Your objective =>
Determine the number of lines in the listing below where the string "tapón" occurs; answer with the number alone.

— start —

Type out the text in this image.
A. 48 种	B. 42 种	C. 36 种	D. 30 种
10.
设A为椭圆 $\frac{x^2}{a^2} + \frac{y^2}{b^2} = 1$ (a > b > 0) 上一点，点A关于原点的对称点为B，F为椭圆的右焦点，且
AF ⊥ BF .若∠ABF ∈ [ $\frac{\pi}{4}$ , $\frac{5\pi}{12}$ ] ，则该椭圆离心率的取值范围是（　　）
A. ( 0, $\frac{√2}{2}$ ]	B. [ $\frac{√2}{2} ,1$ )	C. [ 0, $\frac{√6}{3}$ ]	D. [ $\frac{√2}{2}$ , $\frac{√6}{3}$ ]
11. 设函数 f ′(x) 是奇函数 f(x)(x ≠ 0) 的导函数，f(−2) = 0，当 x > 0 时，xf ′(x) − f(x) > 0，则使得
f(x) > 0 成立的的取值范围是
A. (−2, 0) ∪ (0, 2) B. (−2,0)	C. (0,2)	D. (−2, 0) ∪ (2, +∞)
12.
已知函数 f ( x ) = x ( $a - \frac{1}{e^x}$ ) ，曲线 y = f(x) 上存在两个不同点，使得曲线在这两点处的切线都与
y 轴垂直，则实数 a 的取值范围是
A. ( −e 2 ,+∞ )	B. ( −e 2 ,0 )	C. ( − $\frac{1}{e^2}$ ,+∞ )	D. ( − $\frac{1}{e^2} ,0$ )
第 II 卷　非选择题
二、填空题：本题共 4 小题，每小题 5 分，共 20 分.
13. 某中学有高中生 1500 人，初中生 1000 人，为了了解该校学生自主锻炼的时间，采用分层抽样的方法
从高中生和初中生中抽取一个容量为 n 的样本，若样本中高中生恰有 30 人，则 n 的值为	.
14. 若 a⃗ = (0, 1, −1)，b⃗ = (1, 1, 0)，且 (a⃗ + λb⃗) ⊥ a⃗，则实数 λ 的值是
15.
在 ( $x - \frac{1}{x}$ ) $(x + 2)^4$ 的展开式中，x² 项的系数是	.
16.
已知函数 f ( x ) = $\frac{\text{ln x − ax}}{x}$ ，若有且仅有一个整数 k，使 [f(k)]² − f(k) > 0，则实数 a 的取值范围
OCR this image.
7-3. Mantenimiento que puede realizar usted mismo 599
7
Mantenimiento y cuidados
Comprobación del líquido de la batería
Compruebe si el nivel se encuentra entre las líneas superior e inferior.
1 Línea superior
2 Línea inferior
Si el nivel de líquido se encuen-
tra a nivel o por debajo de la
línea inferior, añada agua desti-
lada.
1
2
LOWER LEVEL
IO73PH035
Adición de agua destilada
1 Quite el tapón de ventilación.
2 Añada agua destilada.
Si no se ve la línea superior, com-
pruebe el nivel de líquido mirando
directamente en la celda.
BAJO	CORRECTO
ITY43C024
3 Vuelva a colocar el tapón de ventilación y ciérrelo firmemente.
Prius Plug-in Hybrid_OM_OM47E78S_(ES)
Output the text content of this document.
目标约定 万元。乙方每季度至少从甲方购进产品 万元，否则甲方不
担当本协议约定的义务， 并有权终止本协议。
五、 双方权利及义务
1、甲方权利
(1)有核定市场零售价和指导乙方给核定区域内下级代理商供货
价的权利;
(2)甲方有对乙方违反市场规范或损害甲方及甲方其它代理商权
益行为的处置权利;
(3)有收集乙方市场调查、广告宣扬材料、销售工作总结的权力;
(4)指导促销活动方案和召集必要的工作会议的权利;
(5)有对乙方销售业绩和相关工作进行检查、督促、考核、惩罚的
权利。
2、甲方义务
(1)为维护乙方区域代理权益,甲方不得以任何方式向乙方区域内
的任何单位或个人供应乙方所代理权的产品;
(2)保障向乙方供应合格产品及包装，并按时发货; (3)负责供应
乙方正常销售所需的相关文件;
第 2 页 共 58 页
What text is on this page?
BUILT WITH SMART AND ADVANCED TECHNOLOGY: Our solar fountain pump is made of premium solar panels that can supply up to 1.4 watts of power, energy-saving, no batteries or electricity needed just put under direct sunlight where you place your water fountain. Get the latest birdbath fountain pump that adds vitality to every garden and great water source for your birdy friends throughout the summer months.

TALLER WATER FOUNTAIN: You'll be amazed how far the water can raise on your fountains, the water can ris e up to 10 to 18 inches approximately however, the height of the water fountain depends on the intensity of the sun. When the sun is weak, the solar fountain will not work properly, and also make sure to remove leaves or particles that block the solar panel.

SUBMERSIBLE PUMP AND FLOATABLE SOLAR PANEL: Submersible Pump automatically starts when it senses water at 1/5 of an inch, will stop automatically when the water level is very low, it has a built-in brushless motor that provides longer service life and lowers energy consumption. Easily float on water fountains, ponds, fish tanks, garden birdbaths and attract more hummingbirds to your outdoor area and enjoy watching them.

— end —

Finished answer =>
2